- [Brano scelto]
----

Nella parte finale dell’evento è stato presentato il corto realizzato dagli studenti di Big Rock intitolato Life, sublime connubio tra tecnologia e sentimento. Nello spiegarci la realizzazione del lavoro a partire dall’idea, passando per le fasi di lavorazione più tecniche, per poi arrivare al prodotto finale Marco Savini ha sottolineato l’obiettivo intorno al quale ruota non solo la realizzazione del prodotto, ma l’intera concezione della scuola: trasmettere un’emozione. La padronanza di competenze tecniche e lo studio della grafica sono imprescindibili per la buona riuscita di un’opera, ma questi sono solo mezzi che permettono all’artista di comunicare un messaggio o un sentimento al pubblico.
Gabrielle Gamberini ha presentato invece il programma speciale Short Film Festival meets ALTERMED, che ha curato con Ida
Zilio-Grandi e vuole essere un omaggio ed al tempo stesso un passaggio di consegne tra Ca’ Foscari Short e ALTERMED, associazione no profit fondata nel 2007 da Emilie Motou occupandosi di dar voce alle diverse identità che compongono l’area geografica e culturale del Mediterraneo attraverso il Festival Corto del MED di Avignone, il progetto più importante e impegnativo promosso da questa associazione. Nessuna “discriminazione” anche sulla natura dei corti in gara al Festival di Avignone dato che
sono stati proiettati senza distinzioni opere di fiction, d’animazione e documentarie. Il Festival per varie ragioni ha cessato la sua attività lo scorso anno ed il suo patrimonio è passato nelle mani di Ca’ Foscari Cinema.

----

- [Dati forniti]
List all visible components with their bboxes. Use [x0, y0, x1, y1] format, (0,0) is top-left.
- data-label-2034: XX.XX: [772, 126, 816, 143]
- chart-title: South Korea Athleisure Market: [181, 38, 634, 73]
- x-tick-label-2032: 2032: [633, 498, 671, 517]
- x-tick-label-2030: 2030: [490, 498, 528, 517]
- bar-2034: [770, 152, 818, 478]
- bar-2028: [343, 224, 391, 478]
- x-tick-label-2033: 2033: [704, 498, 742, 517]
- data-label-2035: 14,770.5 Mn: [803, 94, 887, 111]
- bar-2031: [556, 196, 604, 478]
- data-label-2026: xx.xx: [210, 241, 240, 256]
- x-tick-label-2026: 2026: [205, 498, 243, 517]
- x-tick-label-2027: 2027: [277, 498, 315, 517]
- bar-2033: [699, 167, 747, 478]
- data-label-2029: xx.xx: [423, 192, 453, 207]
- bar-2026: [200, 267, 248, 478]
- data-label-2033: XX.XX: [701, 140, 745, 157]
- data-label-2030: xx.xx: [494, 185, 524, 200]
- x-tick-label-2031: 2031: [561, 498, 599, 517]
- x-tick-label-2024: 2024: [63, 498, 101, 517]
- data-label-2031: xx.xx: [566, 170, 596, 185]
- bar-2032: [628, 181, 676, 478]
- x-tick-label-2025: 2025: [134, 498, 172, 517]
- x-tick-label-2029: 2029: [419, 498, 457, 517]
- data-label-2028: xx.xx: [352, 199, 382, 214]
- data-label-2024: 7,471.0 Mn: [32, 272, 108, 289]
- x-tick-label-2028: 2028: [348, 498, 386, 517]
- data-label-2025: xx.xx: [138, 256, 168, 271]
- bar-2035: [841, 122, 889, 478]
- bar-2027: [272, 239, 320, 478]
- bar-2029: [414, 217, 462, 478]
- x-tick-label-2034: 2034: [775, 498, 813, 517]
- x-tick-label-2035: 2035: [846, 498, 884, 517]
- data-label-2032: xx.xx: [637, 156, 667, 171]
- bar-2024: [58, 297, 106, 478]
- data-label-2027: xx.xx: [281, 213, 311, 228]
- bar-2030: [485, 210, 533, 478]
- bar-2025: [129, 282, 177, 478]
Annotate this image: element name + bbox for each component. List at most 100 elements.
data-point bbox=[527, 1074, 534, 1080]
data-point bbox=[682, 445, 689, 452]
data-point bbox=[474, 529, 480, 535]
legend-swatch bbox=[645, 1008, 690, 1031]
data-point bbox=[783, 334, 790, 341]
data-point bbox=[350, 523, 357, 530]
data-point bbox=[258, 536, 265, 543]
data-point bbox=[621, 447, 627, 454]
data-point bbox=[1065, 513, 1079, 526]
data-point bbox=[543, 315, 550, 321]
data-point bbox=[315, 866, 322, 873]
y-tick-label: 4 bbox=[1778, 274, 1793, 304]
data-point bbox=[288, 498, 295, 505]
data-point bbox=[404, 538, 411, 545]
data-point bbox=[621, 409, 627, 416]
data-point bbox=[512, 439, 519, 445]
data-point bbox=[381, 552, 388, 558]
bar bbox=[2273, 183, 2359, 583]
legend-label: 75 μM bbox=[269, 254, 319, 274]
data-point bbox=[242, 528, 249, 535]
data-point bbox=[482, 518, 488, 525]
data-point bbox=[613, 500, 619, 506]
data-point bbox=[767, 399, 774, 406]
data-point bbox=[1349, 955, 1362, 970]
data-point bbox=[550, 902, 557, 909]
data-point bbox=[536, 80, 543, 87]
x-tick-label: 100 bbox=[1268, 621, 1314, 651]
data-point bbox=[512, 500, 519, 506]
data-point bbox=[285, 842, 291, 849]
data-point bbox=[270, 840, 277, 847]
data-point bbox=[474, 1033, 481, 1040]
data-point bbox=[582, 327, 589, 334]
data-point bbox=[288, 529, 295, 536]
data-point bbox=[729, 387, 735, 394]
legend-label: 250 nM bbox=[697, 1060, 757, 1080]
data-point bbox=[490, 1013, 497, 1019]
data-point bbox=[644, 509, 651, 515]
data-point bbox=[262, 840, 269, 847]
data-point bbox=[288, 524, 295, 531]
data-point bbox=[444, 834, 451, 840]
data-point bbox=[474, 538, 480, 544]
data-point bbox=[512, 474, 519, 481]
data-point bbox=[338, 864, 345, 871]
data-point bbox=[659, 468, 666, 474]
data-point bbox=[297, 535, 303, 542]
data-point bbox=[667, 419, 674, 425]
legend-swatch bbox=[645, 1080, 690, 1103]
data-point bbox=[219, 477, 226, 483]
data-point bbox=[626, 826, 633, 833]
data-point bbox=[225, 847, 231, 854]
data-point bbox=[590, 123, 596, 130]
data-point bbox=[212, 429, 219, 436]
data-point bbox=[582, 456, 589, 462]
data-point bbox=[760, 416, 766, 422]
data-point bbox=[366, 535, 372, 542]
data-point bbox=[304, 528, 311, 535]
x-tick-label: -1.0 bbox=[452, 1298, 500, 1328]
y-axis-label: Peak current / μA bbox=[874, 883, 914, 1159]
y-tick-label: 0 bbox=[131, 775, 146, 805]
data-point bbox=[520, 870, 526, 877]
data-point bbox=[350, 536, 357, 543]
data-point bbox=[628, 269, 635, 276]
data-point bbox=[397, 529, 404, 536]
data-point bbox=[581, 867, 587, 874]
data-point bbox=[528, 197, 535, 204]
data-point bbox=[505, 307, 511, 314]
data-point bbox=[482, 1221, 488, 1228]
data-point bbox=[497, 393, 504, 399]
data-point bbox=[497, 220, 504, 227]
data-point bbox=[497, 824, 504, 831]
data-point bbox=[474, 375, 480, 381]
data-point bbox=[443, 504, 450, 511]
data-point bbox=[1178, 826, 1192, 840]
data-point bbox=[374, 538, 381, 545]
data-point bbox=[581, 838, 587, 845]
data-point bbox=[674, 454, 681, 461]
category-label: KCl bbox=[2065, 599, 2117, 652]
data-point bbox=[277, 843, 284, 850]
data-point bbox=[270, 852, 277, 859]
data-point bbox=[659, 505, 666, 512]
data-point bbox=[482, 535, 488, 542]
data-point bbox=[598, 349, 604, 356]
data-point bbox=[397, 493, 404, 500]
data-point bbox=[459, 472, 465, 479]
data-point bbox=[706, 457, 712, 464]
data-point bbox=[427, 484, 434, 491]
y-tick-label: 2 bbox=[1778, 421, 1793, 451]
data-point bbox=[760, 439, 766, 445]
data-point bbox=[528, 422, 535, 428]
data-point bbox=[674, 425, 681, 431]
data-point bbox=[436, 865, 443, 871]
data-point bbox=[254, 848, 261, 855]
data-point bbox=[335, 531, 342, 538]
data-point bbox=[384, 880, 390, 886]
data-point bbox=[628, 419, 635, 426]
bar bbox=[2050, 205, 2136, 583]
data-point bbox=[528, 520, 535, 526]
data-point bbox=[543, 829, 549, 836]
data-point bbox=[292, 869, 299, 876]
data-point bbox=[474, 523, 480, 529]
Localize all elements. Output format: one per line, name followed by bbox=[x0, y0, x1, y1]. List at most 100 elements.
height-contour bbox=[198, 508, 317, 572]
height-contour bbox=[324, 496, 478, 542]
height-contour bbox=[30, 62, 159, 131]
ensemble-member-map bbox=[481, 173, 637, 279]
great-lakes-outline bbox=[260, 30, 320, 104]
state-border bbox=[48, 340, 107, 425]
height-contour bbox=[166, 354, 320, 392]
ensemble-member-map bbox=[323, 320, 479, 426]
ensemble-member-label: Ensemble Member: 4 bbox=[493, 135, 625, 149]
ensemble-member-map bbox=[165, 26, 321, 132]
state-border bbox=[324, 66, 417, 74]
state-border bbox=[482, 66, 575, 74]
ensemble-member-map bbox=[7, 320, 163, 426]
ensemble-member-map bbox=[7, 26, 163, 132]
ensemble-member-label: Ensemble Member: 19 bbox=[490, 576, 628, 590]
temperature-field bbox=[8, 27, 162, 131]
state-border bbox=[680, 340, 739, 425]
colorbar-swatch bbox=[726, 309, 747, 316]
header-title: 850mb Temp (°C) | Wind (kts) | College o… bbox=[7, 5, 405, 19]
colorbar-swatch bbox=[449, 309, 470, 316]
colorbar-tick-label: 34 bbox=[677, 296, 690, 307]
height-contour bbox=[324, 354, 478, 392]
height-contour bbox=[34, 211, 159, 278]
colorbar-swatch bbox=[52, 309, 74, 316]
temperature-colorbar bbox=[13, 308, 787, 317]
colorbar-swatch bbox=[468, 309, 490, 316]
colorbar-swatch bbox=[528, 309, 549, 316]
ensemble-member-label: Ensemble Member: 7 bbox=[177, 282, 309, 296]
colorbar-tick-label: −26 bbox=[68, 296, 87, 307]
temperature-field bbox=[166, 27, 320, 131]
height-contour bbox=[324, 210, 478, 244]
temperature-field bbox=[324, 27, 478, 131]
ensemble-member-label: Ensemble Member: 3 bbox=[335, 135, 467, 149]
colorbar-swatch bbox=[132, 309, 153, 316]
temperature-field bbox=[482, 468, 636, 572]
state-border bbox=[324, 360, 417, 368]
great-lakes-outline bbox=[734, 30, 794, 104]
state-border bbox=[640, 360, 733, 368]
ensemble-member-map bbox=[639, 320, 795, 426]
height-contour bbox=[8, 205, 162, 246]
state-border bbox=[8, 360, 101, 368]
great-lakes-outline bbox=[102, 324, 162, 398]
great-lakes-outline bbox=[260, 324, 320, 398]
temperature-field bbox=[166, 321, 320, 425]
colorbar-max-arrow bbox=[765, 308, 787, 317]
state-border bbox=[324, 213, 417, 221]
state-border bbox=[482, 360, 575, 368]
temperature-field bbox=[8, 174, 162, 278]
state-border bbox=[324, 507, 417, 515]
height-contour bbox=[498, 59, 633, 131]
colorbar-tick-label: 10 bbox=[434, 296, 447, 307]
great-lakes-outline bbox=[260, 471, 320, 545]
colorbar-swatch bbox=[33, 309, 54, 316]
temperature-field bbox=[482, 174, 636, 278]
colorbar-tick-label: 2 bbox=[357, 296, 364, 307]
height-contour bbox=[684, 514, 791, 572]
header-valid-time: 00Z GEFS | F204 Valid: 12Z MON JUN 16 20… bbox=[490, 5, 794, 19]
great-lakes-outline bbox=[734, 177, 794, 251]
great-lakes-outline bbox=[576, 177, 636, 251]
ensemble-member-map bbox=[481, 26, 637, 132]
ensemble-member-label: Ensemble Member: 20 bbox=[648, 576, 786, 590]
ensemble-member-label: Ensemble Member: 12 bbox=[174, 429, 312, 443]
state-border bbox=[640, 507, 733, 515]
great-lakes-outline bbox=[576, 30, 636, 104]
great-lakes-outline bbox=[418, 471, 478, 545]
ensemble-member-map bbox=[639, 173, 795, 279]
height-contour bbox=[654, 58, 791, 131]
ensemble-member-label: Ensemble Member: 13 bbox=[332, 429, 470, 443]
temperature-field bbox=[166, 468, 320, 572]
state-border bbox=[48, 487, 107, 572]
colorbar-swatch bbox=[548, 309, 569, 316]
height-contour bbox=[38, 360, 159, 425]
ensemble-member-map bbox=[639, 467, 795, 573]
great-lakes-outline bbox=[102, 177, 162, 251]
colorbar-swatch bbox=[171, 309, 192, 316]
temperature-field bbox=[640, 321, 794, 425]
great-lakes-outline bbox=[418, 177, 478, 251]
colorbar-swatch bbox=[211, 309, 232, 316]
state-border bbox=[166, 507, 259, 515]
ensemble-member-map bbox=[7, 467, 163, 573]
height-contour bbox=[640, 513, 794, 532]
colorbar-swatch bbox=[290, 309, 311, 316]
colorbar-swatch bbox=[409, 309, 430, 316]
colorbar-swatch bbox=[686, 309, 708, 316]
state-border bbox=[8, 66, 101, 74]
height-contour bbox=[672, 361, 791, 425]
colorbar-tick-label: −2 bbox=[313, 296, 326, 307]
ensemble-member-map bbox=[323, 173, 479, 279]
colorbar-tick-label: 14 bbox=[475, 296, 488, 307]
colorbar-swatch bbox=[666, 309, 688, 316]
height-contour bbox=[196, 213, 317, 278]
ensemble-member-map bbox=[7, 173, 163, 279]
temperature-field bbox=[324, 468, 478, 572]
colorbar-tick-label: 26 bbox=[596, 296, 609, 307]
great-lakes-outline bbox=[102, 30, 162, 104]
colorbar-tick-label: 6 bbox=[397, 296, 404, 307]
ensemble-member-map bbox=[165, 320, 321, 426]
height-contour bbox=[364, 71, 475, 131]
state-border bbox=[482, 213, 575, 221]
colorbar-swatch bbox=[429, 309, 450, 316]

----

- [Consegna 1] Riporta dal brano sui cortometraggi il tratto che comincia con le parole "Nella parte finale" e si ferma dopo "sentimento al pubblico.", senza cambiare nulla.
- [Consegna 2] Riprendi il brano sui cortometraggi da dove si ferma e vai avanti a scriverlo.
Le righe sono materiale a parte e non fanno parte del brano.

- [Risposta attesa 1]
Nella parte finale dell’evento è stato presentato il corto realizzato dagli studenti di Big Rock intitolato Life, sublime connubio tra tecnologia e sentimento. Nello spiegarci la realizzazione del lavoro a partire dall’idea, passando per le fasi di lavorazione più tecniche, per poi arrivare al prodotto finale Marco Savini ha sottolineato l’obiettivo intorno al quale ruota non solo la realizzazione del prodotto, ma l’intera concezione della scuola: trasmettere un’emozione. La padronanza di competenze tecniche e lo studio della grafica sono imprescindibili per la buona riuscita di un’opera, ma questi sono solo mezzi che permettono all’artista di comunicare un messaggio o un sentimento al pubblico.

- [Risposta attesa 2]
Sulla scia di questa esperienza Venezia è diventata quindi per un giorno capitale della multiculturalità mediterranea. Al Festival il
pubblico infatti ha potuto assistere alla proiezione di cinque cortometraggi provenienti dalle diverse aree del bacino (non ingannino i paesi di produzione!) che spaziano dalla commedia al dramma trattando temi fondamentali come il concetto di identità e il rapporto con essa o le tradizioni e la condizione della donna. Da When I Stretch Forth Mine Hand di Oscar Robert Hamilton, una coproduzione tra Egitto e Palestina, al francese Clichés di Nadine Naous, un corto senza dialoghi che tratta le tradizioni e la condizione della donna con un ribaltamento finale della prospettiva davvero spiazzante. P’tite pièce di Loic Nicoloff è una divertente fantasia che pone di fronte un clochard e un uomo benestante. Arafat & I di Mahdi Fleifel tratta il difficile tema dell’identità palestinese da una prospettiva comica, con un protagonista ossessionato dalla figura di Arafat che per questo perde la ragazza che voleva conquistare. Anche Condemnations di Walid Mattar ha tinte da commedia pur trattando il serissimo tema del fondamentalismo religioso. La selezione si è basata sul principio che non esista una sola identità mediterranea, ma una molteplicità, non necessariamente coincidente con i relativi stati nazionali, fondata su un intreccio di fattori geografici, storici e politici. Una complessità che il Festival ha voluto cogliere ed eleggere a valore attraverso la selezione di questi cinque corti presentati nelle edizioni francesi 2009-2010.